**Task**. Write out the whole listing again, exactly as given.

[start Raw records]

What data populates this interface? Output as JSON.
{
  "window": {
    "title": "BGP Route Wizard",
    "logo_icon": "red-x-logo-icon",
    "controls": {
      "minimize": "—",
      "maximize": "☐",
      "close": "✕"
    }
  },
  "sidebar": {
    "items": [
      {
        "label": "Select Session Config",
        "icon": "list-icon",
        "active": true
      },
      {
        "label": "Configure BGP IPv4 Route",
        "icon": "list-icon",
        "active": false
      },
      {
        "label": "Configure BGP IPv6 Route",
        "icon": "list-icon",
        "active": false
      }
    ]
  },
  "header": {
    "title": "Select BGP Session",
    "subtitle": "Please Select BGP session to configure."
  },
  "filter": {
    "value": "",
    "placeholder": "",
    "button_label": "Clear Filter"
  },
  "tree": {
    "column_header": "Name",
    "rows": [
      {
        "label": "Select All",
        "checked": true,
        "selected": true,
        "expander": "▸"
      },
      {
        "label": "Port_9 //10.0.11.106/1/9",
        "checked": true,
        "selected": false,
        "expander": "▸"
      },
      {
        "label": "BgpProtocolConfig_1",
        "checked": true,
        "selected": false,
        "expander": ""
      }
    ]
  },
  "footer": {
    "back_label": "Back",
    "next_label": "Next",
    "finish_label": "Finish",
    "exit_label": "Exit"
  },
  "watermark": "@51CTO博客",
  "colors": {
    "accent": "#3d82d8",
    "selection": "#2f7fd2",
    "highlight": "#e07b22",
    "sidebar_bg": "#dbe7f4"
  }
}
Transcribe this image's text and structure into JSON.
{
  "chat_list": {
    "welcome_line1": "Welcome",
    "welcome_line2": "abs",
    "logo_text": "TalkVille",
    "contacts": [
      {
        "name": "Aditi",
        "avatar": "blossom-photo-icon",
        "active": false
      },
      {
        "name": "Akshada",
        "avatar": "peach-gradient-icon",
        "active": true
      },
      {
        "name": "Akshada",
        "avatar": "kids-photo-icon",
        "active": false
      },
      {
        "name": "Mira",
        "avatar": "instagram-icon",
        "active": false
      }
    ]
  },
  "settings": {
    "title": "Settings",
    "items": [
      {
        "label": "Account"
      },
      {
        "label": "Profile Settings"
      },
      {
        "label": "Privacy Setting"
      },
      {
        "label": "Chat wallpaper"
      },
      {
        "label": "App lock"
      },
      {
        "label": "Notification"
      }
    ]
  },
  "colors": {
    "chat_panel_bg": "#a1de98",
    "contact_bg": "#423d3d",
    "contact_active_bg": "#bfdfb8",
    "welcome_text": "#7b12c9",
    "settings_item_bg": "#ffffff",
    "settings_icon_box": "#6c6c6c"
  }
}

[end Raw records]

**Output**.
What data populates this interface? Output as JSON.
{
  "window": {
    "title": "BGP Route Wizard",
    "logo_icon": "red-x-logo-icon",
    "controls": {
      "minimize": "—",
      "maximize": "☐",
      "close": "✕"
    }
  },
  "sidebar": {
    "items": [
      {
        "label": "Select Session Config",
        "icon": "list-icon",
        "active": true
      },
      {
        "label": "Configure BGP IPv4 Route",
        "icon": "list-icon",
        "active": false
      },
      {
        "label": "Configure BGP IPv6 Route",
        "icon": "list-icon",
        "active": false
      }
    ]
  },
  "header": {
    "title": "Select BGP Session",
    "subtitle": "Please Select BGP session to configure."
  },
  "filter": {
    "value": "",
    "placeholder": "",
    "button_label": "Clear Filter"
  },
  "tree": {
    "column_header": "Name",
    "rows": [
      {
        "label": "Select All",
        "checked": true,
        "selected": true,
        "expander": "▸"
      },
      {
        "label": "Port_9 //10.0.11.106/1/9",
        "checked": true,
        "selected": false,
        "expander": "▸"
      },
      {
        "label": "BgpProtocolConfig_1",
        "checked": true,
        "selected": false,
        "expander": ""
      }
    ]
  },
  "footer": {
    "back_label": "Back",
    "next_label": "Next",
    "finish_label": "Finish",
    "exit_label": "Exit"
  },
  "watermark": "@51CTO博客",
  "colors": {
    "accent": "#3d82d8",
    "selection": "#2f7fd2",
    "highlight": "#e07b22",
    "sidebar_bg": "#dbe7f4"
  }
}
Transcribe this image's text and structure into JSON.
{
  "chat_list": {
    "welcome_line1": "Welcome",
    "welcome_line2": "abs",
    "logo_text": "TalkVille",
    "contacts": [
      {
        "name": "Aditi",
        "avatar": "blossom-photo-icon",
        "active": false
      },
      {
        "name": "Akshada",
        "avatar": "peach-gradient-icon",
        "active": true
      },
      {
        "name": "Akshada",
        "avatar": "kids-photo-icon",
        "active": false
      },
      {
        "name": "Mira",
        "avatar": "instagram-icon",
        "active": false
      }
    ]
  },
  "settings": {
    "title": "Settings",
    "items": [
      {
        "label": "Account"
      },
      {
        "label": "Profile Settings"
      },
      {
        "label": "Privacy Setting"
      },
      {
        "label": "Chat wallpaper"
      },
      {
        "label": "App lock"
      },
      {
        "label": "Notification"
      }
    ]
  },
  "colors": {
    "chat_panel_bg": "#a1de98",
    "contact_bg": "#423d3d",
    "contact_active_bg": "#bfdfb8",
    "welcome_text": "#7b12c9",
    "settings_item_bg": "#ffffff",
    "settings_icon_box": "#6c6c6c"
  }
}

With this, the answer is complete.